** start of Supplied records **
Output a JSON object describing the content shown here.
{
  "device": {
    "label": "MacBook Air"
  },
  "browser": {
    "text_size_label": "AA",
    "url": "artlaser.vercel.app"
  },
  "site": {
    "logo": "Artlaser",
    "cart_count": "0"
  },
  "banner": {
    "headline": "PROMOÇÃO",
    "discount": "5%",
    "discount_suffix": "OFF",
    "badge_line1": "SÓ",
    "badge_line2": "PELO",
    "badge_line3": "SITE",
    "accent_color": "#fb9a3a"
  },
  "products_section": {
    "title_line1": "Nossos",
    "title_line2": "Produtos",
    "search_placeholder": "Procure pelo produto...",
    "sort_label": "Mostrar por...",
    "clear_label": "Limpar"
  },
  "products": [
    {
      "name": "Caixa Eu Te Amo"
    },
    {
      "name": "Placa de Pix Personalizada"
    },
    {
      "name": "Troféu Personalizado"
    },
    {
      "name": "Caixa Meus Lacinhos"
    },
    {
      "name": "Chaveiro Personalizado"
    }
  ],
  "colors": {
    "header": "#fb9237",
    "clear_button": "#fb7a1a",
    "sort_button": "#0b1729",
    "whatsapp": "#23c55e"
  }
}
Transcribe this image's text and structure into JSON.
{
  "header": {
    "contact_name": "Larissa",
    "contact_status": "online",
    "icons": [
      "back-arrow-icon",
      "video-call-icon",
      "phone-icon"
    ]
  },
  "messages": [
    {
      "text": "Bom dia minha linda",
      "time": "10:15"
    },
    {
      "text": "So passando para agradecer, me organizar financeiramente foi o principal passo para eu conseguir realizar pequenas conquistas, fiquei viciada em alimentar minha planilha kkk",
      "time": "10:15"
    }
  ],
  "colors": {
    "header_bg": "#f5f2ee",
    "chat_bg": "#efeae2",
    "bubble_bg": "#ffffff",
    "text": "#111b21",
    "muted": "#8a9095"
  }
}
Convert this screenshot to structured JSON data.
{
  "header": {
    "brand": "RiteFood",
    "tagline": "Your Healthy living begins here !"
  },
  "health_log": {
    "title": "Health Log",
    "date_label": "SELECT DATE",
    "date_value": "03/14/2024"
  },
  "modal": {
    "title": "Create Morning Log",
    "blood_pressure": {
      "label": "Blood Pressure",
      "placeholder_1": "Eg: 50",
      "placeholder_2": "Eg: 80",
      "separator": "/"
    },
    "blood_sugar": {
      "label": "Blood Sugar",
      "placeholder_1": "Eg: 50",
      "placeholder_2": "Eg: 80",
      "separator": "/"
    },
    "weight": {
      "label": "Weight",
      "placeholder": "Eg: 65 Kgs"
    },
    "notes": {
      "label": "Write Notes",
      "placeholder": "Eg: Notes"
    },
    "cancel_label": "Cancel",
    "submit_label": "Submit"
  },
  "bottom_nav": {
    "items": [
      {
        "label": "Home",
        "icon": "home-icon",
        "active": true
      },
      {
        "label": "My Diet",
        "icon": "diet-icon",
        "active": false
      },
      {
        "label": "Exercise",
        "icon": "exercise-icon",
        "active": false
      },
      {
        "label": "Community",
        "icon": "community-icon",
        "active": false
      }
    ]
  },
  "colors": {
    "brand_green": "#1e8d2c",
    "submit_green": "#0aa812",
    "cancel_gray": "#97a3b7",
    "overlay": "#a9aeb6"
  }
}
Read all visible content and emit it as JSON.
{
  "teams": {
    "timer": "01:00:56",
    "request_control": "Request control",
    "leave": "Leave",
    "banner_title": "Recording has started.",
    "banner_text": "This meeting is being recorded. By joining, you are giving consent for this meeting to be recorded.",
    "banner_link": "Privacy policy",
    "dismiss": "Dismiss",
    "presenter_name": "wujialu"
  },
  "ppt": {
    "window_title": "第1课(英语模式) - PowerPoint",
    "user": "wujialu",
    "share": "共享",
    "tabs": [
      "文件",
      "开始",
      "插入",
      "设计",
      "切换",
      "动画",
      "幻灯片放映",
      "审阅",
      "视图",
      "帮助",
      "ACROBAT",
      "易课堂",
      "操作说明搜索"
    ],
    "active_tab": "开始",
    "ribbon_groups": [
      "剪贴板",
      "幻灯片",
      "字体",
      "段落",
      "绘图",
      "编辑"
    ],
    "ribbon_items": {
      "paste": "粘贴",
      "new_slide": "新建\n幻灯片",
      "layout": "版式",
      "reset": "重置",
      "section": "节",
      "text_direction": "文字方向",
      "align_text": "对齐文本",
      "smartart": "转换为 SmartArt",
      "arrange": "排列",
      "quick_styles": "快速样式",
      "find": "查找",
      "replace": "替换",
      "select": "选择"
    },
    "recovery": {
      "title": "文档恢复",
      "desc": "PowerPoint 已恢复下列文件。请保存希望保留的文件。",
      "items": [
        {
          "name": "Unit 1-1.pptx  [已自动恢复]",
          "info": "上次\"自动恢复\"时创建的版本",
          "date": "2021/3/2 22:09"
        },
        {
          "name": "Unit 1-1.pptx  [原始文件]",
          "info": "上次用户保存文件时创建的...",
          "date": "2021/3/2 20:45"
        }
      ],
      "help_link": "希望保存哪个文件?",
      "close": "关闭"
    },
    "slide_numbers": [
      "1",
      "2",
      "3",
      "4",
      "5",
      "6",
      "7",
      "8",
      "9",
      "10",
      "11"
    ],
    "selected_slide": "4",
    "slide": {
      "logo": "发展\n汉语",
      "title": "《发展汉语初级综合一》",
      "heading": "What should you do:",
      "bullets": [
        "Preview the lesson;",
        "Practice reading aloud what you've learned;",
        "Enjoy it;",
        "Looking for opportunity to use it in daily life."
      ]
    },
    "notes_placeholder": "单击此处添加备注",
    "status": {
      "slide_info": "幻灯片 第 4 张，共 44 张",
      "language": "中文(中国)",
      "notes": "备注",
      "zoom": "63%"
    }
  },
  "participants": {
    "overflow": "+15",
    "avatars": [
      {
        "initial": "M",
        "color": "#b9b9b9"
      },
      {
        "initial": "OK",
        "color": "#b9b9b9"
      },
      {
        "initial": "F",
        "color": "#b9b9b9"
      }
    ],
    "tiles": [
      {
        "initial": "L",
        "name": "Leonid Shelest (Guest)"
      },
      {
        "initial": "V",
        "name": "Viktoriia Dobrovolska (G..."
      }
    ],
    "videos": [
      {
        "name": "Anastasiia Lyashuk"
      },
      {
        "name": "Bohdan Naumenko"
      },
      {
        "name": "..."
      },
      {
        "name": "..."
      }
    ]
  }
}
** end of Supplied records **
▶ The task:
Extract every record. Keep wording exact.

▶ Full response:
Output a JSON object describing the content shown here.
{
  "device": {
    "label": "MacBook Air"
  },
  "browser": {
    "text_size_label": "AA",
    "url": "artlaser.vercel.app"
  },
  "site": {
    "logo": "Artlaser",
    "cart_count": "0"
  },
  "banner": {
    "headline": "PROMOÇÃO",
    "discount": "5%",
    "discount_suffix": "OFF",
    "badge_line1": "SÓ",
    "badge_line2": "PELO",
    "badge_line3": "SITE",
    "accent_color": "#fb9a3a"
  },
  "products_section": {
    "title_line1": "Nossos",
    "title_line2": "Produtos",
    "search_placeholder": "Procure pelo produto...",
    "sort_label": "Mostrar por...",
    "clear_label": "Limpar"
  },
  "products": [
    {
      "name": "Caixa Eu Te Amo"
    },
    {
      "name": "Placa de Pix Personalizada"
    },
    {
      "name": "Troféu Personalizado"
    },
    {
      "name": "Caixa Meus Lacinhos"
    },
    {
      "name": "Chaveiro Personalizado"
    }
  ],
  "colors": {
    "header": "#fb9237",
    "clear_button": "#fb7a1a",
    "sort_button": "#0b1729",
    "whatsapp": "#23c55e"
  }
}
Transcribe this image's text and structure into JSON.
{
  "header": {
    "contact_name": "Larissa",
    "contact_status": "online",
    "icons": [
      "back-arrow-icon",
      "video-call-icon",
      "phone-icon"
    ]
  },
  "messages": [
    {
      "text": "Bom dia minha linda",
      "time": "10:15"
    },
    {
      "text": "So passando para agradecer, me organizar financeiramente foi o principal passo para eu conseguir realizar pequenas conquistas, fiquei viciada em alimentar minha planilha kkk",
      "time": "10:15"
    }
  ],
  "colors": {
    "header_bg": "#f5f2ee",
    "chat_bg": "#efeae2",
    "bubble_bg": "#ffffff",
    "text": "#111b21",
    "muted": "#8a9095"
  }
}
Convert this screenshot to structured JSON data.
{
  "header": {
    "brand": "RiteFood",
    "tagline": "Your Healthy living begins here !"
  },
  "health_log": {
    "title": "Health Log",
    "date_label": "SELECT DATE",
    "date_value": "03/14/2024"
  },
  "modal": {
    "title": "Create Morning Log",
    "blood_pressure": {
      "label": "Blood Pressure",
      "placeholder_1": "Eg: 50",
      "placeholder_2": "Eg: 80",
      "separator": "/"
    },
    "blood_sugar": {
      "label": "Blood Sugar",
      "placeholder_1": "Eg: 50",
      "placeholder_2": "Eg: 80",
      "separator": "/"
    },
    "weight": {
      "label": "Weight",
      "placeholder": "Eg: 65 Kgs"
    },
    "notes": {
      "label": "Write Notes",
      "placeholder": "Eg: Notes"
    },
    "cancel_label": "Cancel",
    "submit_label": "Submit"
  },
  "bottom_nav": {
    "items": [
      {
        "label": "Home",
        "icon": "home-icon",
        "active": true
      },
      {
        "label": "My Diet",
        "icon": "diet-icon",
        "active": false
      },
      {
        "label": "Exercise",
        "icon": "exercise-icon",
        "active": false
      },
      {
        "label": "Community",
        "icon": "community-icon",
        "active": false
      }
    ]
  },
  "colors": {
    "brand_green": "#1e8d2c",
    "submit_green": "#0aa812",
    "cancel_gray": "#97a3b7",
    "overlay": "#a9aeb6"
  }
}
Read all visible content and emit it as JSON.
{
  "teams": {
    "timer": "01:00:56",
    "request_control": "Request control",
    "leave": "Leave",
    "banner_title": "Recording has started.",
    "banner_text": "This meeting is being recorded. By joining, you are giving consent for this meeting to be recorded.",
    "banner_link": "Privacy policy",
    "dismiss": "Dismiss",
    "presenter_name": "wujialu"
  },
  "ppt": {
    "window_title": "第1课(英语模式) - PowerPoint",
    "user": "wujialu",
    "share": "共享",
    "tabs": [
      "文件",
      "开始",
      "插入",
      "设计",
      "切换",
      "动画",
      "幻灯片放映",
      "审阅",
      "视图",
      "帮助",
      "ACROBAT",
      "易课堂",
      "操作说明搜索"
    ],
    "active_tab": "开始",
    "ribbon_groups": [
      "剪贴板",
      "幻灯片",
      "字体",
      "段落",
      "绘图",
      "编辑"
    ],
    "ribbon_items": {
      "paste": "粘贴",
      "new_slide": "新建\n幻灯片",
      "layout": "版式",
      "reset": "重置",
      "section": "节",
      "text_direction": "文字方向",
      "align_text": "对齐文本",
      "smartart": "转换为 SmartArt",
      "arrange": "排列",
      "quick_styles": "快速样式",
      "find": "查找",
      "replace": "替换",
      "select": "选择"
    },
    "recovery": {
      "title": "文档恢复",
      "desc": "PowerPoint 已恢复下列文件。请保存希望保留的文件。",
      "items": [
        {
          "name": "Unit 1-1.pptx  [已自动恢复]",
          "info": "上次\"自动恢复\"时创建的版本",
          "date": "2021/3/2 22:09"
        },
        {
          "name": "Unit 1-1.pptx  [原始文件]",
          "info": "上次用户保存文件时创建的...",
          "date": "2021/3/2 20:45"
        }
      ],
      "help_link": "希望保存哪个文件?",
      "close": "关闭"
    },
    "slide_numbers": [
      "1",
      "2",
      "3",
      "4",
      "5",
      "6",
      "7",
      "8",
      "9",
      "10",
      "11"
    ],
    "selected_slide": "4",
    "slide": {
      "logo": "发展\n汉语",
      "title": "《发展汉语初级综合一》",
      "heading": "What should you do:",
      "bullets": [
        "Preview the lesson;",
        "Practice reading aloud what you've learned;",
        "Enjoy it;",
        "Looking for opportunity to use it in daily life."
      ]
    },
    "notes_placeholder": "单击此处添加备注",
    "status": {
      "slide_info": "幻灯片 第 4 张，共 44 张",
      "language": "中文(中国)",
      "notes": "备注",
      "zoom": "63%"
    }
  },
  "participants": {
    "overflow": "+15",
    "avatars": [
      {
        "initial": "M",
        "color": "#b9b9b9"
      },
      {
        "initial": "OK",
        "color": "#b9b9b9"
      },
      {
        "initial": "F",
        "color": "#b9b9b9"
      }
    ],
    "tiles": [
      {
        "initial": "L",
        "name": "Leonid Shelest (Guest)"
      },
      {
        "initial": "V",
        "name": "Viktoriia Dobrovolska (G..."
      }
    ],
    "videos": [
      {
        "name": "Anastasiia Lyashuk"
      },
      {
        "name": "Bohdan Naumenko"
      },
      {
        "name": "..."
      },
      {
        "name": "..."
      }
    ]
  }
}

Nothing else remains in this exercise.